---------- Data shown ----------

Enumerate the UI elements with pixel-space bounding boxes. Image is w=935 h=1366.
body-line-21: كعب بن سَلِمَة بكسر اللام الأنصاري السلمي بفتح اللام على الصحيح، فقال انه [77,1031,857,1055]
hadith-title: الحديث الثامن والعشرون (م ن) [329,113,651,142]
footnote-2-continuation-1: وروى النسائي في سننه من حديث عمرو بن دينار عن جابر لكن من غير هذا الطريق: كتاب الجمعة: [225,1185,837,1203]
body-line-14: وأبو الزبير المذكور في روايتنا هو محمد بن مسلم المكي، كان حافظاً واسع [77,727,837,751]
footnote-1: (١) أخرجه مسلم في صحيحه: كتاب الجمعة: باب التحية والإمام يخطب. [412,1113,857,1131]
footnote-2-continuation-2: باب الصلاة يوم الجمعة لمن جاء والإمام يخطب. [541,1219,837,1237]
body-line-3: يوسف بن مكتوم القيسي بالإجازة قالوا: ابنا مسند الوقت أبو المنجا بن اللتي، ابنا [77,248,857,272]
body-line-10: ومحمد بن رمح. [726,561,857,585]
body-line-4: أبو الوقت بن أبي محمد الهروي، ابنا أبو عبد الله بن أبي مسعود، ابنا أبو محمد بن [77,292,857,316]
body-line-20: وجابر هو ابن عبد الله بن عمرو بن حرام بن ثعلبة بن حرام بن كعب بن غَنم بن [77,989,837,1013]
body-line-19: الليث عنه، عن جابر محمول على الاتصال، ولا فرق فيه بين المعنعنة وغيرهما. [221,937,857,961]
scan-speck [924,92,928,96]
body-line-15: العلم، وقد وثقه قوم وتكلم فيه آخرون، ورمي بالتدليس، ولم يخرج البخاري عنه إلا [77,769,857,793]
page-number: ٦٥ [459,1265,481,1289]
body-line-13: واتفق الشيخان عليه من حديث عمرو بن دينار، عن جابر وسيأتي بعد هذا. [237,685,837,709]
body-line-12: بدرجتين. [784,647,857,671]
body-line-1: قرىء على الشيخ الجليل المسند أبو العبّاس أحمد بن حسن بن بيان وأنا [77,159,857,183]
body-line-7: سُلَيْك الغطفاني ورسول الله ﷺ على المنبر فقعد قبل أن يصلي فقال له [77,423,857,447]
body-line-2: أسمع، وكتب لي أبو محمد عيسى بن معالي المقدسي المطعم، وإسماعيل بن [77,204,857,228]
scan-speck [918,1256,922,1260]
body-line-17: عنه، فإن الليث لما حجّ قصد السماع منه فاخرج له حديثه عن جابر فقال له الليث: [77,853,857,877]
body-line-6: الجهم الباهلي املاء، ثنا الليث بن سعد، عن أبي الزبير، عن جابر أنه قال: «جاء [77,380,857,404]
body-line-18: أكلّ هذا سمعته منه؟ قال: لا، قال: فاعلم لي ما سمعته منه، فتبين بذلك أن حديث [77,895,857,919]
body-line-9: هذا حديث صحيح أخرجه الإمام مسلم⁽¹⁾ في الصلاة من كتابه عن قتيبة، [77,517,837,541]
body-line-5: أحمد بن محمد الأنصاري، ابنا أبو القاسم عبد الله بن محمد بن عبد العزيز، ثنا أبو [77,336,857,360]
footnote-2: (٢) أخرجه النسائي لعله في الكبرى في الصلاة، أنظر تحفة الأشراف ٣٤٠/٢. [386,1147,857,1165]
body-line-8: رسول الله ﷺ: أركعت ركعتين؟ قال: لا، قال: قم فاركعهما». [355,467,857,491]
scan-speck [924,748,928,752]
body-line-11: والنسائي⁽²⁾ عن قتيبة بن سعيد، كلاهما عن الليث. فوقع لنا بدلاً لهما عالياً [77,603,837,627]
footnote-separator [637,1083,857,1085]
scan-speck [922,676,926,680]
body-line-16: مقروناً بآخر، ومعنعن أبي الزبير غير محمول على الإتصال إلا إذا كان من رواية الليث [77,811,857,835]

----------

Required work:
Update the lines above by replacing every "scan-speck" with "scan-dot" and leaving everything else unchanged.

Solution for this exercise:
Enumerate the UI elements with pixel-space bounding boxes. Image is w=935 h=1366.
body-line-21: كعب بن سَلِمَة بكسر اللام الأنصاري السلمي بفتح اللام على الصحيح، فقال انه [77,1031,857,1055]
hadith-title: الحديث الثامن والعشرون (م ن) [329,113,651,142]
footnote-2-continuation-1: وروى النسائي في سننه من حديث عمرو بن دينار عن جابر لكن من غير هذا الطريق: كتاب الجمعة: [225,1185,837,1203]
body-line-14: وأبو الزبير المذكور في روايتنا هو محمد بن مسلم المكي، كان حافظاً واسع [77,727,837,751]
footnote-1: (١) أخرجه مسلم في صحيحه: كتاب الجمعة: باب التحية والإمام يخطب. [412,1113,857,1131]
footnote-2-continuation-2: باب الصلاة يوم الجمعة لمن جاء والإمام يخطب. [541,1219,837,1237]
body-line-3: يوسف بن مكتوم القيسي بالإجازة قالوا: ابنا مسند الوقت أبو المنجا بن اللتي، ابنا [77,248,857,272]
body-line-10: ومحمد بن رمح. [726,561,857,585]
body-line-4: أبو الوقت بن أبي محمد الهروي، ابنا أبو عبد الله بن أبي مسعود، ابنا أبو محمد بن [77,292,857,316]
body-line-20: وجابر هو ابن عبد الله بن عمرو بن حرام بن ثعلبة بن حرام بن كعب بن غَنم بن [77,989,837,1013]
body-line-19: الليث عنه، عن جابر محمول على الاتصال، ولا فرق فيه بين المعنعنة وغيرهما. [221,937,857,961]
scan-dot [924,92,928,96]
body-line-15: العلم، وقد وثقه قوم وتكلم فيه آخرون، ورمي بالتدليس، ولم يخرج البخاري عنه إلا [77,769,857,793]
page-number: ٦٥ [459,1265,481,1289]
body-line-13: واتفق الشيخان عليه من حديث عمرو بن دينار، عن جابر وسيأتي بعد هذا. [237,685,837,709]
body-line-12: بدرجتين. [784,647,857,671]
body-line-1: قرىء على الشيخ الجليل المسند أبو العبّاس أحمد بن حسن بن بيان وأنا [77,159,857,183]
body-line-7: سُلَيْك الغطفاني ورسول الله ﷺ على المنبر فقعد قبل أن يصلي فقال له [77,423,857,447]
body-line-2: أسمع، وكتب لي أبو محمد عيسى بن معالي المقدسي المطعم، وإسماعيل بن [77,204,857,228]
scan-dot [918,1256,922,1260]
body-line-17: عنه، فإن الليث لما حجّ قصد السماع منه فاخرج له حديثه عن جابر فقال له الليث: [77,853,857,877]
body-line-6: الجهم الباهلي املاء، ثنا الليث بن سعد، عن أبي الزبير، عن جابر أنه قال: «جاء [77,380,857,404]
body-line-18: أكلّ هذا سمعته منه؟ قال: لا، قال: فاعلم لي ما سمعته منه، فتبين بذلك أن حديث [77,895,857,919]
body-line-9: هذا حديث صحيح أخرجه الإمام مسلم⁽¹⁾ في الصلاة من كتابه عن قتيبة، [77,517,837,541]
body-line-5: أحمد بن محمد الأنصاري، ابنا أبو القاسم عبد الله بن محمد بن عبد العزيز، ثنا أبو [77,336,857,360]
footnote-2: (٢) أخرجه النسائي لعله في الكبرى في الصلاة، أنظر تحفة الأشراف ٣٤٠/٢. [386,1147,857,1165]
body-line-8: رسول الله ﷺ: أركعت ركعتين؟ قال: لا، قال: قم فاركعهما». [355,467,857,491]
scan-dot [924,748,928,752]
body-line-11: والنسائي⁽²⁾ عن قتيبة بن سعيد، كلاهما عن الليث. فوقع لنا بدلاً لهما عالياً [77,603,837,627]
footnote-separator [637,1083,857,1085]
scan-dot [922,676,926,680]
body-line-16: مقروناً بآخر، ومعنعن أبي الزبير غير محمول على الإتصال إلا إذا كان من رواية الليث [77,811,857,835]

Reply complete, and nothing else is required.